* [Data for this task]:
━━━━━━━━━━

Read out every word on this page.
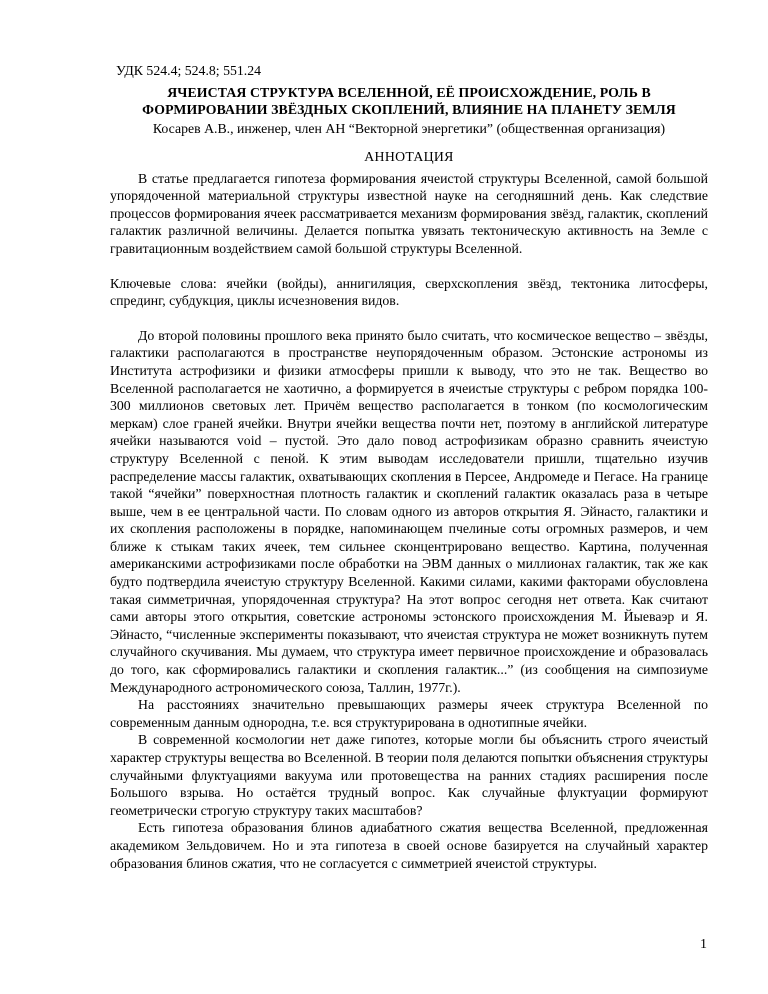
УДК 524.4; 524.8; 551.24
ЯЧЕИСТАЯ СТРУКТУРА ВСЕЛЕННОЙ, ЕЁ ПРОИСХОЖДЕНИЕ, РОЛЬ В ФОРМИРОВАНИИ ЗВЁЗДНЫХ СКОПЛЕНИЙ, ВЛИЯНИЕ НА ПЛАНЕТУ ЗЕМЛЯ
Косарев А.В., инженер, член АН “Векторной энергетики” (общественная организация)
АННОТАЦИЯ

В статье предлагается гипотеза формирования ячеистой структуры Вселенной, самой большой упорядоченной материальной структуры известной науке на сегодняшний день. Как следствие процессов формирования ячеек рассматривается механизм формирования звёзд, галактик, скоплений галактик различной величины. Делается попытка увязать тектоническую активность на Земле с гравитационным воздействием самой большой структуры Вселенной.

Ключевые слова: ячейки (войды), аннигиляция, сверхскопления звёзд, тектоника литосферы, спрединг, субдукция, циклы исчезновения видов.

До второй половины прошлого века принято было считать, что космическое вещество – звёзды, галактики располагаются в пространстве неупорядоченным образом. Эстонские астрономы из Института астрофизики и физики атмосферы пришли к выводу, что это не так. Вещество во Вселенной располагается не хаотично, а формируется в ячеистые структуры с ребром порядка 100-300 миллионов световых лет. Причём вещество располагается в тонком (по космологическим меркам) слое граней ячейки. Внутри ячейки вещества почти нет, поэтому в английской литературе ячейки называются void – пустой. Это дало повод астрофизикам образно сравнить ячеистую структуру Вселенной с пеной. К этим выводам исследователи пришли, тщательно изучив распределение массы галактик, охватывающих скопления в Персее, Андромеде и Пегасе. На границе такой “ячейки” поверхностная плотность галактик и скоплений галактик оказалась раза в четыре выше, чем в ее центральной части. По словам одного из авторов открытия Я. Эйнасто, галактики и их скопления расположены в порядке, напоминающем пчелиные соты огромных размеров, и чем ближе к стыкам таких ячеек, тем сильнее сконцентрировано вещество. Картина, полученная американскими астрофизиками после обработки на ЭВМ данных о миллионах галактик, так же как будто подтвердила ячеистую структуру Вселенной. Какими силами, какими факторами обусловлена такая симметричная, упорядоченная структура? На этот вопрос сегодня нет ответа. Как считают сами авторы этого открытия, советские астрономы эстонского происхождения М. Йыеваэр и Я. Эйнасто, “численные эксперименты показывают, что ячеистая структура не может возникнуть путем случайного скучивания. Мы думаем, что структура имеет первичное происхождение и образовалась до того, как сформировались галактики и скопления галактик...” (из сообщения на симпозиуме Международного астрономического союза, Таллин, 1977г.).

На расстояниях значительно превышающих размеры ячеек структура Вселенной по современным данным однородна, т.е. вся структурирована в однотипные ячейки.

В современной космологии нет даже гипотез, которые могли бы объяснить строго ячеистый характер структуры вещества во Вселенной. В теории поля делаются попытки объяснения структуры случайными флуктуациями вакуума или протовещества на ранних стадиях расширения после Большого взрыва. Но остаётся трудный вопрос. Как случайные флуктуации формируют геометрически строгую структуру таких масштабов?

Есть гипотеза образования блинов адиабатного сжатия вещества Вселенной, предложенная академиком Зельдовичем. Но и эта гипотеза в своей основе базируется на случайный характер образования блинов сжатия, что не согласуется с симметрией ячеистой структуры.

1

━━━━━━━━━━

List all lines above in which the string "вопрос" appears.

* [Finished answer]:
До второй половины прошлого века принято было считать, что космическое вещество – звёзды, галактики располагаются в пространстве неупорядоченным образом. Эстонские астрономы из Института астрофизики и физики атмосферы пришли к выводу, что это не так. Вещество во Вселенной располагается не хаотично, а формируется в ячеистые структуры с ребром порядка 100-300 миллионов световых лет. Причём вещество располагается в тонком (по космологическим меркам) слое граней ячейки. Внутри ячейки вещества почти нет, поэтому в английской литературе ячейки называются void – пустой. Это дало повод астрофизикам образно сравнить ячеистую структуру Вселенной с пеной. К этим выводам исследователи пришли, тщательно изучив распределение массы галактик, охватывающих скопления в Персее, Андромеде и Пегасе. На границе такой “ячейки” поверхностная плотность галактик и скоплений галактик оказалась раза в четыре выше, чем в ее центральной части. По словам одного из авторов открытия Я. Эйнасто, галактики и их скопления расположены в порядке, напоминающем пчелиные соты огромных размеров, и чем ближе к стыкам таких ячеек, тем сильнее сконцентрировано вещество. Картина, полученная американскими астрофизиками после обработки на ЭВМ данных о миллионах галактик, так же как будто подтвердила ячеистую структуру Вселенной. Какими силами, какими факторами обусловлена такая симметричная, упорядоченная структура? На этот вопрос сегодня нет ответа. Как считают сами авторы этого открытия, советские астрономы эстонского происхождения М. Йыеваэр и Я. Эйнасто, “численные эксперименты показывают, что ячеистая структура не может возникнуть путем случайного скучивания. Мы думаем, что структура имеет первичное происхождение и образовалась до того, как сформировались галактики и скопления галактик...” (из сообщения на симпозиуме Международного астрономического союза, Таллин, 1977г.).
В современной космологии нет даже гипотез, которые могли бы объяснить строго ячеистый характер структуры вещества во Вселенной. В теории поля делаются попытки объяснения структуры случайными флуктуациями вакуума или протовещества на ранних стадиях расширения после Большого взрыва. Но остаётся трудный вопрос. Как случайные флуктуации формируют геометрически строгую структуру таких масштабов?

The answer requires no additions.